* **GIVEN PROBLEM**: Take the material below and retype it in full; pictures are left out.

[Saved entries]
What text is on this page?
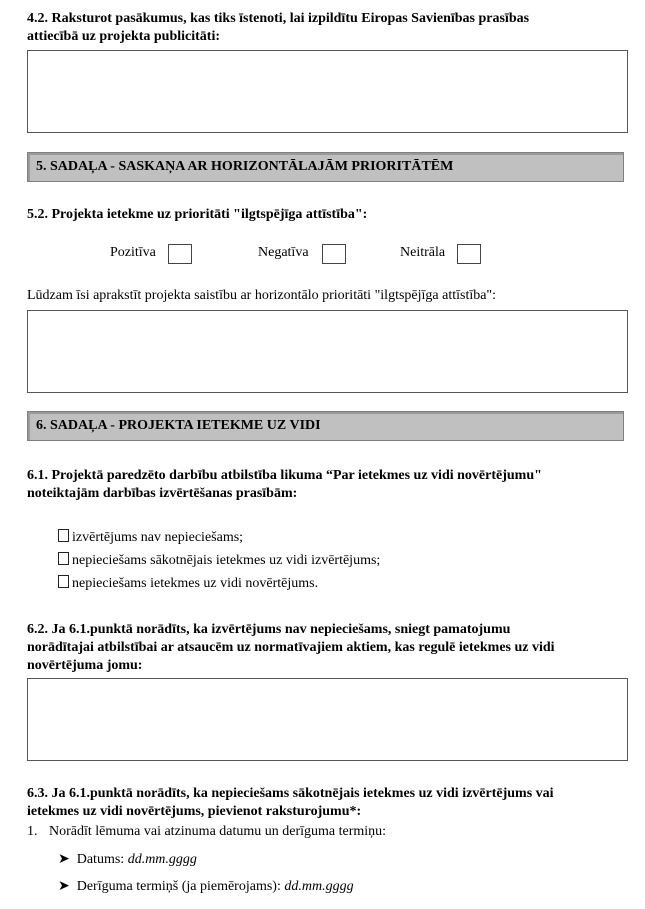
4.2. Raksturot pasākumus, kas tiks īstenoti, lai izpildītu Eiropas Savienības prasības
attiecībā uz projekta publicitāti:
5. SADAĻA - SASKAŅA AR HORIZONTĀLAJĀM PRIORITĀTĒM
5.2. Projekta ietekme uz prioritāti "ilgtspējīga attīstība":
Pozitīva	Negatīva	Neitrāla
Lūdzam īsi aprakstīt projekta saistību ar horizontālo prioritāti "ilgtspējīga attīstība":
6. SADAĻA - PROJEKTA IETEKME UZ VIDI
6.1. Projektā paredzēto darbību atbilstība likuma “Par ietekmes uz vidi novērtējumu"
noteiktajām darbības izvērtēšanas prasībām:
izvērtējums nav nepieciešams;
nepieciešams sākotnējais ietekmes uz vidi izvērtējums;
nepieciešams ietekmes uz vidi novērtējums.
6.2. Ja 6.1.punktā norādīts, ka izvērtējums nav nepieciešams, sniegt pamatojumu
norādītajai atbilstībai ar atsaucēm uz normatīvajiem aktiem, kas regulē ietekmes uz vidi
novērtējuma jomu:
6.3. Ja 6.1.punktā norādīts, ka nepieciešams sākotnējais ietekmes uz vidi izvērtējums vai
ietekmes uz vidi novērtējums, pievienot raksturojumu*:
1. Norādīt lēmuma vai atzinuma datumu un derīguma termiņu:
➤ Datums: dd.mm.gggg
➤ Derīguma termiņš (ja piemērojams): dd.mm.gggg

* **RESPONSE TO THIS EXERCISE**:
What text is on this page?
4.2. Raksturot pasākumus, kas tiks īstenoti, lai izpildītu Eiropas Savienības prasības
attiecībā uz projekta publicitāti:
5. SADAĻA - SASKAŅA AR HORIZONTĀLAJĀM PRIORITĀTĒM
5.2. Projekta ietekme uz prioritāti "ilgtspējīga attīstība":
Pozitīva	Negatīva	Neitrāla
Lūdzam īsi aprakstīt projekta saistību ar horizontālo prioritāti "ilgtspējīga attīstība":
6. SADAĻA - PROJEKTA IETEKME UZ VIDI
6.1. Projektā paredzēto darbību atbilstība likuma “Par ietekmes uz vidi novērtējumu"
noteiktajām darbības izvērtēšanas prasībām:
izvērtējums nav nepieciešams;
nepieciešams sākotnējais ietekmes uz vidi izvērtējums;
nepieciešams ietekmes uz vidi novērtējums.
6.2. Ja 6.1.punktā norādīts, ka izvērtējums nav nepieciešams, sniegt pamatojumu
norādītajai atbilstībai ar atsaucēm uz normatīvajiem aktiem, kas regulē ietekmes uz vidi
novērtējuma jomu:
6.3. Ja 6.1.punktā norādīts, ka nepieciešams sākotnējais ietekmes uz vidi izvērtējums vai
ietekmes uz vidi novērtējums, pievienot raksturojumu*:
1. Norādīt lēmuma vai atzinuma datumu un derīguma termiņu:
➤ Datums: dd.mm.gggg
➤ Derīguma termiņš (ja piemērojams): dd.mm.gggg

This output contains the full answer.